Exercise description — Skip the pictures. Transcribe the rest of the data below without changing a word.

::: Given entries :::

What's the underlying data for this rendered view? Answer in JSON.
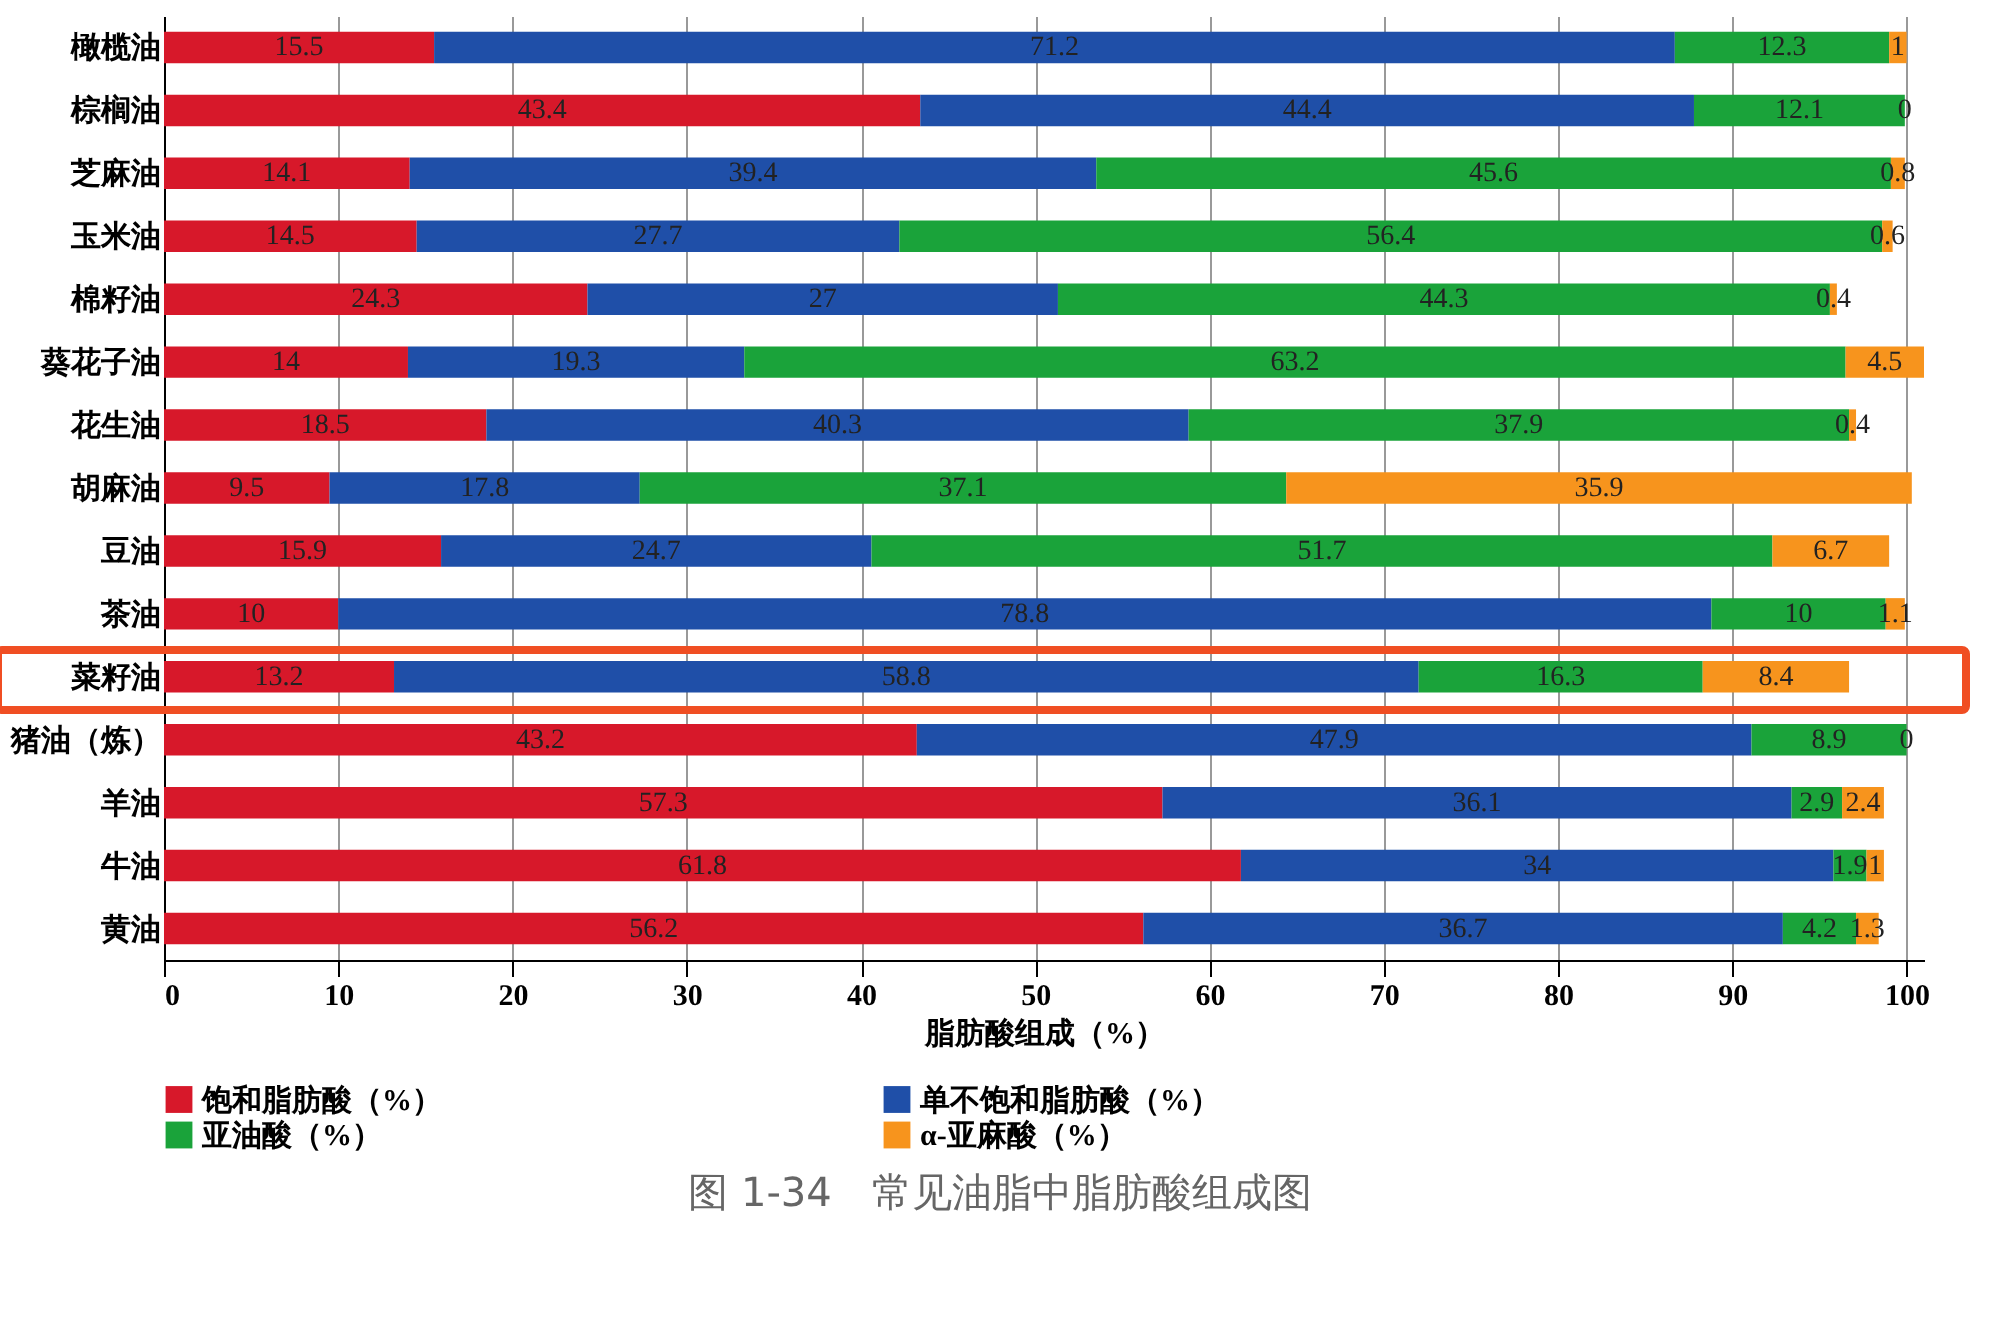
{
  "chart_data": {
    "type": "bar",
    "orientation": "horizontal",
    "stacked": true,
    "data_labels": true,
    "grid": "x",
    "legend": "bottom",
    "xlabel": "脂肪酸组成（%）",
    "annotations": [
      "图 1-34　常见油脂中脂肪酸组成图"
    ],
    "categories": [
      "橄榄油",
      "棕榈油",
      "芝麻油",
      "玉米油",
      "棉籽油",
      "葵花子油",
      "花生油",
      "胡麻油",
      "豆油",
      "茶油",
      "菜籽油",
      "猪油（炼）",
      "羊油",
      "牛油",
      "黄油"
    ],
    "xlim": [
      0,
      101
    ],
    "xticks": [
      0,
      10,
      20,
      30,
      40,
      50,
      60,
      70,
      80,
      90,
      100
    ],
    "series": [
      {
        "name": "饱和脂肪酸（%）",
        "color": "#d7182a",
        "values": [
          15.5,
          43.4,
          14.1,
          14.5,
          24.3,
          14,
          18.5,
          9.5,
          15.9,
          10,
          13.2,
          43.2,
          57.3,
          61.8,
          56.2
        ]
      },
      {
        "name": "单不饱和脂肪酸（%）",
        "color": "#1f4fa8",
        "values": [
          71.2,
          44.4,
          39.4,
          27.7,
          27,
          19.3,
          40.3,
          17.8,
          24.7,
          78.8,
          58.8,
          47.9,
          36.1,
          34,
          36.7
        ]
      },
      {
        "name": "亚油酸（%）",
        "color": "#1aa33a",
        "values": [
          12.3,
          12.1,
          45.6,
          56.4,
          44.3,
          63.2,
          37.9,
          37.1,
          51.7,
          10,
          16.3,
          8.9,
          2.9,
          1.9,
          4.2
        ]
      },
      {
        "name": "α-亚麻酸（%）",
        "color": "#f7941d",
        "values": [
          1,
          0,
          0.8,
          0.6,
          0.4,
          4.5,
          0.4,
          35.9,
          6.7,
          1.1,
          8.4,
          0,
          2.4,
          1,
          1.3
        ]
      }
    ]
  }
}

:::

Written response —
What's the underlying data for this rendered view? Answer in JSON.
{
  "chart_data": {
    "type": "bar",
    "orientation": "horizontal",
    "stacked": true,
    "data_labels": true,
    "grid": "x",
    "legend": "bottom",
    "xlabel": "脂肪酸组成（%）",
    "annotations": [
      "图 1-34　常见油脂中脂肪酸组成图"
    ],
    "categories": [
      "橄榄油",
      "棕榈油",
      "芝麻油",
      "玉米油",
      "棉籽油",
      "葵花子油",
      "花生油",
      "胡麻油",
      "豆油",
      "茶油",
      "菜籽油",
      "猪油（炼）",
      "羊油",
      "牛油",
      "黄油"
    ],
    "xlim": [
      0,
      101
    ],
    "xticks": [
      0,
      10,
      20,
      30,
      40,
      50,
      60,
      70,
      80,
      90,
      100
    ],
    "series": [
      {
        "name": "饱和脂肪酸（%）",
        "color": "#d7182a",
        "values": [
          15.5,
          43.4,
          14.1,
          14.5,
          24.3,
          14,
          18.5,
          9.5,
          15.9,
          10,
          13.2,
          43.2,
          57.3,
          61.8,
          56.2
        ]
      },
      {
        "name": "单不饱和脂肪酸（%）",
        "color": "#1f4fa8",
        "values": [
          71.2,
          44.4,
          39.4,
          27.7,
          27,
          19.3,
          40.3,
          17.8,
          24.7,
          78.8,
          58.8,
          47.9,
          36.1,
          34,
          36.7
        ]
      },
      {
        "name": "亚油酸（%）",
        "color": "#1aa33a",
        "values": [
          12.3,
          12.1,
          45.6,
          56.4,
          44.3,
          63.2,
          37.9,
          37.1,
          51.7,
          10,
          16.3,
          8.9,
          2.9,
          1.9,
          4.2
        ]
      },
      {
        "name": "α-亚麻酸（%）",
        "color": "#f7941d",
        "values": [
          1,
          0,
          0.8,
          0.6,
          0.4,
          4.5,
          0.4,
          35.9,
          6.7,
          1.1,
          8.4,
          0,
          2.4,
          1,
          1.3
        ]
      }
    ]
  }
}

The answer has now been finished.